Items from a figure collection

□ □ □ □ □ □ □

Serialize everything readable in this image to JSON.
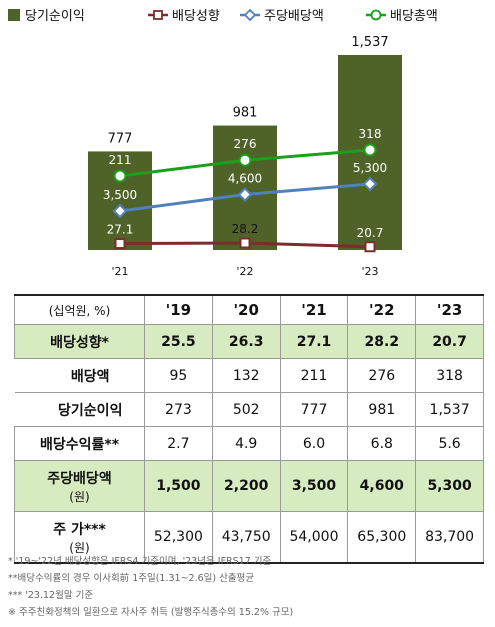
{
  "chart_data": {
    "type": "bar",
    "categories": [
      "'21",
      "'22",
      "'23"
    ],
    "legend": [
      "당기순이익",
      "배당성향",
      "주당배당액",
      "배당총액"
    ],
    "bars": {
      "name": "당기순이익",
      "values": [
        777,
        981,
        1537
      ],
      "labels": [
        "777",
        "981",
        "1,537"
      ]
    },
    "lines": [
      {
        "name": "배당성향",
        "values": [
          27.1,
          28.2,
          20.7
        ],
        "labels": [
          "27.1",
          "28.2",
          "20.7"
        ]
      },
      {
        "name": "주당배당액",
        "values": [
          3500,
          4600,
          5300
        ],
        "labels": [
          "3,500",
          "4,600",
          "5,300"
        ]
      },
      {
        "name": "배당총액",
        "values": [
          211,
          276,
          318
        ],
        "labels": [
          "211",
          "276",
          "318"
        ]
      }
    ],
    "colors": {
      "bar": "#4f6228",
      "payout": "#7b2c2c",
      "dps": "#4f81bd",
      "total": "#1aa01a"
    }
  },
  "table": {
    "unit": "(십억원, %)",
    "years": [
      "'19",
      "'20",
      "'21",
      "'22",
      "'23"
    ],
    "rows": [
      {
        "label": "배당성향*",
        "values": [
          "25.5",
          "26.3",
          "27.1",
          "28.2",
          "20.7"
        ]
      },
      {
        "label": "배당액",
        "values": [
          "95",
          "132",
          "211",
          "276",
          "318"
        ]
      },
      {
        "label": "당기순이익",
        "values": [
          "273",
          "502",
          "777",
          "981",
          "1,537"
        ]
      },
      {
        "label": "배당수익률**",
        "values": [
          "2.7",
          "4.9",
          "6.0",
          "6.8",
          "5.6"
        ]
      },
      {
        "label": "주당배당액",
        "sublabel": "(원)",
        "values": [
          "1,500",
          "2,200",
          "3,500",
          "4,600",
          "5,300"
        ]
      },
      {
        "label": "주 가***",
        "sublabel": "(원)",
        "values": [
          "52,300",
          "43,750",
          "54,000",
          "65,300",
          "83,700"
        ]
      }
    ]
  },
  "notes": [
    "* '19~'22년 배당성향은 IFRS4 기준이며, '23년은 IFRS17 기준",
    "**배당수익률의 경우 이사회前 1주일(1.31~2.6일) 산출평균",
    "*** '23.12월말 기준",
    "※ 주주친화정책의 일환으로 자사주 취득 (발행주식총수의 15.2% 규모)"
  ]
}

□ □ □ □ □ □ □

=== REQUIREMENTS ===
Write out the whole listing again, exactly, with no pictures.

=== COMPLETED EXERCISE ===
Serialize everything readable in this image to JSON.
{
  "chart_data": {
    "type": "bar",
    "categories": [
      "'21",
      "'22",
      "'23"
    ],
    "legend": [
      "당기순이익",
      "배당성향",
      "주당배당액",
      "배당총액"
    ],
    "bars": {
      "name": "당기순이익",
      "values": [
        777,
        981,
        1537
      ],
      "labels": [
        "777",
        "981",
        "1,537"
      ]
    },
    "lines": [
      {
        "name": "배당성향",
        "values": [
          27.1,
          28.2,
          20.7
        ],
        "labels": [
          "27.1",
          "28.2",
          "20.7"
        ]
      },
      {
        "name": "주당배당액",
        "values": [
          3500,
          4600,
          5300
        ],
        "labels": [
          "3,500",
          "4,600",
          "5,300"
        ]
      },
      {
        "name": "배당총액",
        "values": [
          211,
          276,
          318
        ],
        "labels": [
          "211",
          "276",
          "318"
        ]
      }
    ],
    "colors": {
      "bar": "#4f6228",
      "payout": "#7b2c2c",
      "dps": "#4f81bd",
      "total": "#1aa01a"
    }
  },
  "table": {
    "unit": "(십억원, %)",
    "years": [
      "'19",
      "'20",
      "'21",
      "'22",
      "'23"
    ],
    "rows": [
      {
        "label": "배당성향*",
        "values": [
          "25.5",
          "26.3",
          "27.1",
          "28.2",
          "20.7"
        ]
      },
      {
        "label": "배당액",
        "values": [
          "95",
          "132",
          "211",
          "276",
          "318"
        ]
      },
      {
        "label": "당기순이익",
        "values": [
          "273",
          "502",
          "777",
          "981",
          "1,537"
        ]
      },
      {
        "label": "배당수익률**",
        "values": [
          "2.7",
          "4.9",
          "6.0",
          "6.8",
          "5.6"
        ]
      },
      {
        "label": "주당배당액",
        "sublabel": "(원)",
        "values": [
          "1,500",
          "2,200",
          "3,500",
          "4,600",
          "5,300"
        ]
      },
      {
        "label": "주 가***",
        "sublabel": "(원)",
        "values": [
          "52,300",
          "43,750",
          "54,000",
          "65,300",
          "83,700"
        ]
      }
    ]
  },
  "notes": [
    "* '19~'22년 배당성향은 IFRS4 기준이며, '23년은 IFRS17 기준",
    "**배당수익률의 경우 이사회前 1주일(1.31~2.6일) 산출평균",
    "*** '23.12월말 기준",
    "※ 주주친화정책의 일환으로 자사주 취득 (발행주식총수의 15.2% 규모)"
  ]
}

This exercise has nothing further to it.